#### [TASK BRIEF]
In the listing below, count the lines with "Arkivg" and report only the figure.
+++
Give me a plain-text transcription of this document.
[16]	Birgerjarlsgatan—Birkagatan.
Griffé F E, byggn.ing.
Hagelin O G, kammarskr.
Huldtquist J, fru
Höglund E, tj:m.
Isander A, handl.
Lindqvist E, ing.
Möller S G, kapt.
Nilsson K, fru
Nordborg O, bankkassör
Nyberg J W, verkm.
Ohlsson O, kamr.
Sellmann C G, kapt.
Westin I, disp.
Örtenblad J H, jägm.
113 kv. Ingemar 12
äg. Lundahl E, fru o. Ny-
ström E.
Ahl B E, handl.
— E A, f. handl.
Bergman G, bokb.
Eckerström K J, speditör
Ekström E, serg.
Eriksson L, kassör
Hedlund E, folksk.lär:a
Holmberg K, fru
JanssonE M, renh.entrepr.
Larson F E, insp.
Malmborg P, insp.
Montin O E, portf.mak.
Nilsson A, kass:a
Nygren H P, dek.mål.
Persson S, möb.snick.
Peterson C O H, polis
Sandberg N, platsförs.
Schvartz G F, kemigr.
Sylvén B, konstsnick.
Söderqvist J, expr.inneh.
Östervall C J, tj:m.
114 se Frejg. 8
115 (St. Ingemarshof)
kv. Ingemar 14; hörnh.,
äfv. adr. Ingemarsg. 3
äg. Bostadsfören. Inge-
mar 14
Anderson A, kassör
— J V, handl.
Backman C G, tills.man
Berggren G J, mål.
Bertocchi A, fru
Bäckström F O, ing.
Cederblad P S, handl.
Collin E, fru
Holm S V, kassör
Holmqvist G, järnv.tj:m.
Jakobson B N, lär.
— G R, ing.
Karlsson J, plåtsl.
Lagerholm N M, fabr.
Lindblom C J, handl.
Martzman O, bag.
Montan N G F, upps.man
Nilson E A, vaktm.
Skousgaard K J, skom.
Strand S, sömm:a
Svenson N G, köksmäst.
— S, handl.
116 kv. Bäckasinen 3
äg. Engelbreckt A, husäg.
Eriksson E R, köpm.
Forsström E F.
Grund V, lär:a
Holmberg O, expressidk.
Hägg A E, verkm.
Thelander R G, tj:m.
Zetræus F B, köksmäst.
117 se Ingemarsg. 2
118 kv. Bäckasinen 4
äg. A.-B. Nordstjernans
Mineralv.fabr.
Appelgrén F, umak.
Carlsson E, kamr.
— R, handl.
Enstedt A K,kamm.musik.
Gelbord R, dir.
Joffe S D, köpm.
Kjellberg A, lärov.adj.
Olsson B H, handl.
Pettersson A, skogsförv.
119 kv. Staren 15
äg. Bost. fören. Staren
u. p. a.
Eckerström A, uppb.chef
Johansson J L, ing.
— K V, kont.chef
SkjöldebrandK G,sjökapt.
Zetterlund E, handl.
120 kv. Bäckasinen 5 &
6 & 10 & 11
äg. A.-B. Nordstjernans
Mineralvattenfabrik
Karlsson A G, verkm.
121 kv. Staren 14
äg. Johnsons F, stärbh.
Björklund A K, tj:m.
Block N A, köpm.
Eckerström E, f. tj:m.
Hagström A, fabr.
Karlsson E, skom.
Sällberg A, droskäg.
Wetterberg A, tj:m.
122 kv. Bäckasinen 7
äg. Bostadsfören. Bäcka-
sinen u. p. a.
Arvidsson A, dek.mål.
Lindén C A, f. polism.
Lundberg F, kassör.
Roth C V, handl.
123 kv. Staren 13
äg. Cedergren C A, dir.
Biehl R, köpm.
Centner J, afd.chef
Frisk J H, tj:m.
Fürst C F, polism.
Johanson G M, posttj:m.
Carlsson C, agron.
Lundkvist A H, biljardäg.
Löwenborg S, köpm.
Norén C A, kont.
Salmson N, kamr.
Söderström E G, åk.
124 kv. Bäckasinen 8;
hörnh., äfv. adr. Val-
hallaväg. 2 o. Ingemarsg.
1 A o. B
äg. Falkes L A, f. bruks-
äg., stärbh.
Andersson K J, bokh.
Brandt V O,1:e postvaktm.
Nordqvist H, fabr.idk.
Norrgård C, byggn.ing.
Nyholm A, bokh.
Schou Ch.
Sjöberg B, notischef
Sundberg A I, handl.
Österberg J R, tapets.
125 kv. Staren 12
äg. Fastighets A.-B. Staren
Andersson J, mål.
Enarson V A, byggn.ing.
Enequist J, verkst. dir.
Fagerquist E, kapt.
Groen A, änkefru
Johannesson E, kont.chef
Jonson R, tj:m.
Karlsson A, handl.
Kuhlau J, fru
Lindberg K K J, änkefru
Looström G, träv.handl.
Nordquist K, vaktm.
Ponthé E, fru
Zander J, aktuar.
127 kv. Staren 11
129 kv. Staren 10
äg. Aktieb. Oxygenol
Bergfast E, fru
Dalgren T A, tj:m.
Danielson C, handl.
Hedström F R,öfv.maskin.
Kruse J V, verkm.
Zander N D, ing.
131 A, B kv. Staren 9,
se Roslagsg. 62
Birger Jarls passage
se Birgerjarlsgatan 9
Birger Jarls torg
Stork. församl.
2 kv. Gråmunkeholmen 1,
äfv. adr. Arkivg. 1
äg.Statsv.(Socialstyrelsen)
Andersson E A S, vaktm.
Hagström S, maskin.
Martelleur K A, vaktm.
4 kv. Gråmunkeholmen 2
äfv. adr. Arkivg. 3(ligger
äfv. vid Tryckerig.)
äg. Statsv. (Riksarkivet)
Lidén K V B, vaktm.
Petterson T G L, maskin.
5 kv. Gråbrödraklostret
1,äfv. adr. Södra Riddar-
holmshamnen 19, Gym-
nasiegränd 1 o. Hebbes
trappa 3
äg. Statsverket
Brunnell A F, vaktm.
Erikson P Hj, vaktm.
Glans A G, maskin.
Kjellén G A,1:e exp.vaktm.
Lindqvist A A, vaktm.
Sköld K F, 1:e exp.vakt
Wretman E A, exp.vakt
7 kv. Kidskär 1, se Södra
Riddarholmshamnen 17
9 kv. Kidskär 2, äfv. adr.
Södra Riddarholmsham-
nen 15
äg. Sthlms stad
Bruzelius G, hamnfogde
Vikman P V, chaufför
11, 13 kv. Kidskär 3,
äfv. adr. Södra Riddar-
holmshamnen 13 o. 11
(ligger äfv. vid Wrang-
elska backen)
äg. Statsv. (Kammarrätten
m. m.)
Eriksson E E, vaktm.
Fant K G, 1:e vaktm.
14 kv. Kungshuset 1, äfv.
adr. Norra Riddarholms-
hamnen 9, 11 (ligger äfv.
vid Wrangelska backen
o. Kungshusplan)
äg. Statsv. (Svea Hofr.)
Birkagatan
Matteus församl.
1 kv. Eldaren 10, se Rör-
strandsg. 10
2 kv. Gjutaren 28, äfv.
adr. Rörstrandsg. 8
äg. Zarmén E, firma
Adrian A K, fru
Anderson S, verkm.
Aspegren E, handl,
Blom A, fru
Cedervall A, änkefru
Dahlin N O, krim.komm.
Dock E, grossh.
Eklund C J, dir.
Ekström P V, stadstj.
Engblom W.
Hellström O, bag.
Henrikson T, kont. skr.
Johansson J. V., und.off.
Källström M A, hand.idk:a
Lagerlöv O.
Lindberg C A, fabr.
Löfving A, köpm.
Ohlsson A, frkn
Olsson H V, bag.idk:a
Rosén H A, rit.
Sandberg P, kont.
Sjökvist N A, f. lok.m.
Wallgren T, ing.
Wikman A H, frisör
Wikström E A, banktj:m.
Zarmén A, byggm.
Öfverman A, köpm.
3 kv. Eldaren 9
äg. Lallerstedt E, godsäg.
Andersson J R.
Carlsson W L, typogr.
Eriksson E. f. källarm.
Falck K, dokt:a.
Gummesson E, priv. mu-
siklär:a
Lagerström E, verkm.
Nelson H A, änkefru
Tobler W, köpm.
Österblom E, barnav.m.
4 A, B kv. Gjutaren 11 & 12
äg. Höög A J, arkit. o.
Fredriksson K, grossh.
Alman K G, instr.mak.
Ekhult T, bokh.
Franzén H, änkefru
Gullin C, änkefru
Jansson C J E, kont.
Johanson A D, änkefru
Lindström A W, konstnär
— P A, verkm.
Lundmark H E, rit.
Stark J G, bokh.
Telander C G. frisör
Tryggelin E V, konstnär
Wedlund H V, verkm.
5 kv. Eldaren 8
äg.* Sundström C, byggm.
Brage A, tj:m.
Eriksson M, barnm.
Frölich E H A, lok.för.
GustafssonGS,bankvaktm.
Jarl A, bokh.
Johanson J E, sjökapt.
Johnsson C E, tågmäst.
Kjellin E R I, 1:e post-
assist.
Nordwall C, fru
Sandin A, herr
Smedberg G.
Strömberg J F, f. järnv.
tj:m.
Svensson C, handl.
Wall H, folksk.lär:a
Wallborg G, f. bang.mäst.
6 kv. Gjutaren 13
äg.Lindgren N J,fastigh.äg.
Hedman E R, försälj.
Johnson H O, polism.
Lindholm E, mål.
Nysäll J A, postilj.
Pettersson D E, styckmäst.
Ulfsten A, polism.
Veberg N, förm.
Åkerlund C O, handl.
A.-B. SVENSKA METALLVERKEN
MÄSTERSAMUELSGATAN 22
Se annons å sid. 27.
+++
#### [EXPECTED OUTPUT]
2